Records from a collection
____________________
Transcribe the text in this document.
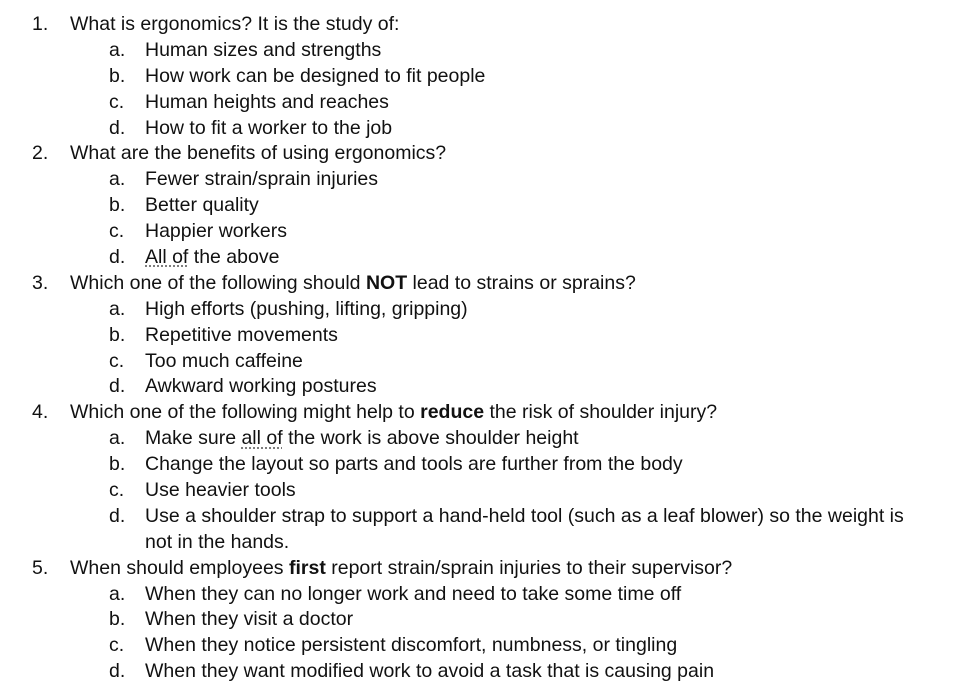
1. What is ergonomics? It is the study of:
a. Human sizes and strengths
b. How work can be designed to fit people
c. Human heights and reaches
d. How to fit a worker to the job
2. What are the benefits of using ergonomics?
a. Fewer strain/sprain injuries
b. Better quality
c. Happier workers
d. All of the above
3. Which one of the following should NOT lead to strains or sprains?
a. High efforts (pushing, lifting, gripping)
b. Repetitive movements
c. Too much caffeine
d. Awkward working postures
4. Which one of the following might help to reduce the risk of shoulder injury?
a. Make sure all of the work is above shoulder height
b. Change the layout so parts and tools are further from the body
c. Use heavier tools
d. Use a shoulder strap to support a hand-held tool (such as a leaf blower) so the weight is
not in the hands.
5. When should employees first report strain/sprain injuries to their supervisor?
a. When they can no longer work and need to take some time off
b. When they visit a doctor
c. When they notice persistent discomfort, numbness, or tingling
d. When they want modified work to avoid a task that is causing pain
____________________
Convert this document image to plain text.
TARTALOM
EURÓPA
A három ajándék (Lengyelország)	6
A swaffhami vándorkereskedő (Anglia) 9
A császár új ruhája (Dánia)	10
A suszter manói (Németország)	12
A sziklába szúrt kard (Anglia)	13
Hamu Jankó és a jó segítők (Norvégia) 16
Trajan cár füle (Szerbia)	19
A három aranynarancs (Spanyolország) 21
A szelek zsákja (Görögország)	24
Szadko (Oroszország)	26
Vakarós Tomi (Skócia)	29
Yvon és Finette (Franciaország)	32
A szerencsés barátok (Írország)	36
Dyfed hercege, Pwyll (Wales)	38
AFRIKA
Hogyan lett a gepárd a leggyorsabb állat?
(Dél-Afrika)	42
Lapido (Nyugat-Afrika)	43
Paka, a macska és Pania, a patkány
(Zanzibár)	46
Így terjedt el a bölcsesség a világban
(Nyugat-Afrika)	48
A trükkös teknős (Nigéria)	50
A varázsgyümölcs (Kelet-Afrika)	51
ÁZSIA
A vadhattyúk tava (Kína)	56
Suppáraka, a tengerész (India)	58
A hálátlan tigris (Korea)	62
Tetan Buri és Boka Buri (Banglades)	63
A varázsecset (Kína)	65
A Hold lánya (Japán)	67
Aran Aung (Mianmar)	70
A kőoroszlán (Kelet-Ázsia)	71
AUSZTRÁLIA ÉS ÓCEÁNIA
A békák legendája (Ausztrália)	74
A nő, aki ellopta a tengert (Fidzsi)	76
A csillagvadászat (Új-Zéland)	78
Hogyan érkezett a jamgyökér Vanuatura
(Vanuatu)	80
____________________
Task details: Gather each line of the records holding the string "text".

Answer to this problem:
Transcribe the text in this document.
Convert this document image to plain text.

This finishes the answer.